Element box listing:

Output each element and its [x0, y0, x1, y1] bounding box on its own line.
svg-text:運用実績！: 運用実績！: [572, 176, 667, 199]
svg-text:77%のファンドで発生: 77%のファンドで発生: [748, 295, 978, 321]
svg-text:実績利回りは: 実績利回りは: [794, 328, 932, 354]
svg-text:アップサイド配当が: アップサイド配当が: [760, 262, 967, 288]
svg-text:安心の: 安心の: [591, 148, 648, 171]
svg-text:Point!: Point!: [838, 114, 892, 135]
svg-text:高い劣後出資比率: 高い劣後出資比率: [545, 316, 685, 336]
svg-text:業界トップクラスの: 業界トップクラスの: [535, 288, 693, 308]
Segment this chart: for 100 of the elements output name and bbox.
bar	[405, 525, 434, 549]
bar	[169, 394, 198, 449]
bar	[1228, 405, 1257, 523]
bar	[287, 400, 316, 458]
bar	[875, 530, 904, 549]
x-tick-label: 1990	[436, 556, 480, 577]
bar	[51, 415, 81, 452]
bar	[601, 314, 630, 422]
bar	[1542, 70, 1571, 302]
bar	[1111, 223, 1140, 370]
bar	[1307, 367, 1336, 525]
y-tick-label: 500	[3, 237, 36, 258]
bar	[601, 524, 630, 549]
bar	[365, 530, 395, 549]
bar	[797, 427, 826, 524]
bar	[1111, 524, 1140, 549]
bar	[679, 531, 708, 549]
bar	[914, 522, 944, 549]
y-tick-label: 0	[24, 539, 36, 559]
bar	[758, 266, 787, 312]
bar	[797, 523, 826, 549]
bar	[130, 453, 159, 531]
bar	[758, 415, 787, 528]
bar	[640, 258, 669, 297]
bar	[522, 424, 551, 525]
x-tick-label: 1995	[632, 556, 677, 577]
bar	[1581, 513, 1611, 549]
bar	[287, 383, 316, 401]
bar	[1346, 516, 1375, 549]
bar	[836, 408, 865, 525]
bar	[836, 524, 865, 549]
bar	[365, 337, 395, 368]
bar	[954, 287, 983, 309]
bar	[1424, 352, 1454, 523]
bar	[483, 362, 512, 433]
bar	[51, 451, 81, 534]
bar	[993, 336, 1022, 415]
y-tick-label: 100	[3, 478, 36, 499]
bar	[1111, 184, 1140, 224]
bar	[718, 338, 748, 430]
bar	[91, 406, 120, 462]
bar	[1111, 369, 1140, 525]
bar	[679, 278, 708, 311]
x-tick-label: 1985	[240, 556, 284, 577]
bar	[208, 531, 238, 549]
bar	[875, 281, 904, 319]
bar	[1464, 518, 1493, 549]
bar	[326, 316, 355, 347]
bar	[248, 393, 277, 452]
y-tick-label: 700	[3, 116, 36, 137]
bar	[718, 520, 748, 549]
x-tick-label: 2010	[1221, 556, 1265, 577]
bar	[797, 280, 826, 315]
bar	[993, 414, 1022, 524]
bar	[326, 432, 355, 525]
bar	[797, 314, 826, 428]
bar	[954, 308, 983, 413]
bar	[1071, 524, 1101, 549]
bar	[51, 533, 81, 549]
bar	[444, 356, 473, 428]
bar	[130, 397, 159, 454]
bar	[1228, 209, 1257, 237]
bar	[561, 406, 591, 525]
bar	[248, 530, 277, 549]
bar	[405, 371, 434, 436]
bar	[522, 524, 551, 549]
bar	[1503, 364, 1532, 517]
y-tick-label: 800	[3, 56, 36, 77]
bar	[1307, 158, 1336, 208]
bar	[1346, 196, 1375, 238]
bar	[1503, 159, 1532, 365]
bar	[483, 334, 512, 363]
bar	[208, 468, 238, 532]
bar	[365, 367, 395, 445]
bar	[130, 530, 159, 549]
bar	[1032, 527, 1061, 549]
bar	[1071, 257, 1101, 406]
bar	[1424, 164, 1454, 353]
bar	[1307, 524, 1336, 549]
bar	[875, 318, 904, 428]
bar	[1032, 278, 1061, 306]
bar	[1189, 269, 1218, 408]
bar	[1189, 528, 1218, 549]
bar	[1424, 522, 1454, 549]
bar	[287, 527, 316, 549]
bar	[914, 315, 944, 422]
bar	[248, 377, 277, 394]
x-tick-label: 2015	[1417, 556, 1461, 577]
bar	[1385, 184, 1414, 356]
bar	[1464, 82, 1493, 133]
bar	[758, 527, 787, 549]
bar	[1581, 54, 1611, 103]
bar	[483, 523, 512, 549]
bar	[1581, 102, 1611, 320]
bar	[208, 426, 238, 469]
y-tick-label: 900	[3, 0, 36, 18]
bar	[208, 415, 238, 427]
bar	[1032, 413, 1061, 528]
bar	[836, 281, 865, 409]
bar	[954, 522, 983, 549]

* Short exercise
Give every line of the listing above as a JSON list of strings, one string per line, leaving out blank lines.

* Solution to this task
[
  "Output each element and its [x0, y0, x1, y1] bounding box on its own line.",
  "svg-text:運用実績！: 運用実績！: [572, 176, 667, 199]",
  "svg-text:77%のファンドで発生: 77%のファンドで発生: [748, 295, 978, 321]",
  "svg-text:実績利回りは: 実績利回りは: [794, 328, 932, 354]",
  "svg-text:アップサイド配当が: アップサイド配当が: [760, 262, 967, 288]",
  "svg-text:安心の: 安心の: [591, 148, 648, 171]",
  "svg-text:Point!: Point!: [838, 114, 892, 135]",
  "svg-text:高い劣後出資比率: 高い劣後出資比率: [545, 316, 685, 336]",
  "svg-text:業界トップクラスの: 業界トップクラスの: [535, 288, 693, 308]",
  "Segment this chart: for 100 of the elements output name and bbox.",
  "bar\t[405, 525, 434, 549]",
  "bar\t[169, 394, 198, 449]",
  "bar\t[1228, 405, 1257, 523]",
  "bar\t[287, 400, 316, 458]",
  "bar\t[875, 530, 904, 549]",
  "x-tick-label: 1990\t[436, 556, 480, 577]",
  "bar\t[51, 415, 81, 452]",
  "bar\t[601, 314, 630, 422]",
  "bar\t[1542, 70, 1571, 302]",
  "bar\t[1111, 223, 1140, 370]",
  "bar\t[1307, 367, 1336, 525]",
  "y-tick-label: 500\t[3, 237, 36, 258]",
  "bar\t[601, 524, 630, 549]",
  "bar\t[365, 530, 395, 549]",
  "bar\t[797, 427, 826, 524]",
  "bar\t[1111, 524, 1140, 549]",
  "bar\t[679, 531, 708, 549]",
  "bar\t[914, 522, 944, 549]",
  "y-tick-label: 0\t[24, 539, 36, 559]",
  "bar\t[758, 266, 787, 312]",
  "bar\t[797, 523, 826, 549]",
  "bar\t[130, 453, 159, 531]",
  "bar\t[758, 415, 787, 528]",
  "bar\t[640, 258, 669, 297]",
  "bar\t[522, 424, 551, 525]",
  "x-tick-label: 1995\t[632, 556, 677, 577]",
  "bar\t[1581, 513, 1611, 549]",
  "bar\t[287, 383, 316, 401]",
  "bar\t[1346, 516, 1375, 549]",
  "bar\t[836, 408, 865, 525]",
  "bar\t[836, 524, 865, 549]",
  "bar\t[365, 337, 395, 368]",
  "bar\t[954, 287, 983, 309]",
  "bar\t[1424, 352, 1454, 523]",
  "bar\t[483, 362, 512, 433]",
  "bar\t[51, 451, 81, 534]",
  "bar\t[993, 336, 1022, 415]",
  "y-tick-label: 100\t[3, 478, 36, 499]",
  "bar\t[1111, 184, 1140, 224]",
  "bar\t[718, 338, 748, 430]",
  "bar\t[91, 406, 120, 462]",
  "bar\t[1111, 369, 1140, 525]",
  "bar\t[679, 278, 708, 311]",
  "x-tick-label: 1985\t[240, 556, 284, 577]",
  "bar\t[208, 531, 238, 549]",
  "bar\t[875, 281, 904, 319]",
  "bar\t[1464, 518, 1493, 549]",
  "bar\t[326, 316, 355, 347]",
  "bar\t[248, 393, 277, 452]",
  "y-tick-label: 700\t[3, 116, 36, 137]",
  "bar\t[718, 520, 748, 549]",
  "x-tick-label: 2010\t[1221, 556, 1265, 577]",
  "bar\t[797, 280, 826, 315]",
  "bar\t[993, 414, 1022, 524]",
  "bar\t[326, 432, 355, 525]",
  "bar\t[797, 314, 826, 428]",
  "bar\t[954, 308, 983, 413]",
  "bar\t[1071, 524, 1101, 549]",
  "bar\t[51, 533, 81, 549]",
  "bar\t[444, 356, 473, 428]",
  "bar\t[130, 397, 159, 454]",
  "bar\t[1228, 209, 1257, 237]",
  "bar\t[561, 406, 591, 525]",
  "bar\t[248, 530, 277, 549]",
  "bar\t[405, 371, 434, 436]",
  "bar\t[522, 524, 551, 549]",
  "bar\t[1503, 364, 1532, 517]",
  "y-tick-label: 800\t[3, 56, 36, 77]",
  "bar\t[1307, 158, 1336, 208]",
  "bar\t[1346, 196, 1375, 238]",
  "bar\t[1503, 159, 1532, 365]",
  "bar\t[483, 334, 512, 363]",
  "bar\t[208, 468, 238, 532]",
  "bar\t[365, 367, 395, 445]",
  "bar\t[130, 530, 159, 549]",
  "bar\t[1032, 527, 1061, 549]",
  "bar\t[1071, 257, 1101, 406]",
  "bar\t[1424, 164, 1454, 353]",
  "bar\t[1307, 524, 1336, 549]",
  "bar\t[875, 318, 904, 428]",
  "bar\t[1032, 278, 1061, 306]",
  "bar\t[1189, 269, 1218, 408]",
  "bar\t[1189, 528, 1218, 549]",
  "bar\t[1424, 522, 1454, 549]",
  "bar\t[287, 527, 316, 549]",
  "bar\t[914, 315, 944, 422]",
  "bar\t[248, 377, 277, 394]",
  "x-tick-label: 2015\t[1417, 556, 1461, 577]",
  "bar\t[1385, 184, 1414, 356]",
  "bar\t[1464, 82, 1493, 133]",
  "bar\t[758, 527, 787, 549]",
  "bar\t[1581, 54, 1611, 103]",
  "bar\t[483, 523, 512, 549]",
  "bar\t[1581, 102, 1611, 320]",
  "bar\t[208, 426, 238, 469]",
  "y-tick-label: 900\t[3, 0, 36, 18]",
  "bar\t[208, 415, 238, 427]",
  "bar\t[1032, 413, 1061, 528]",
  "bar\t[836, 281, 865, 409]",
  "bar\t[954, 522, 983, 549]"
]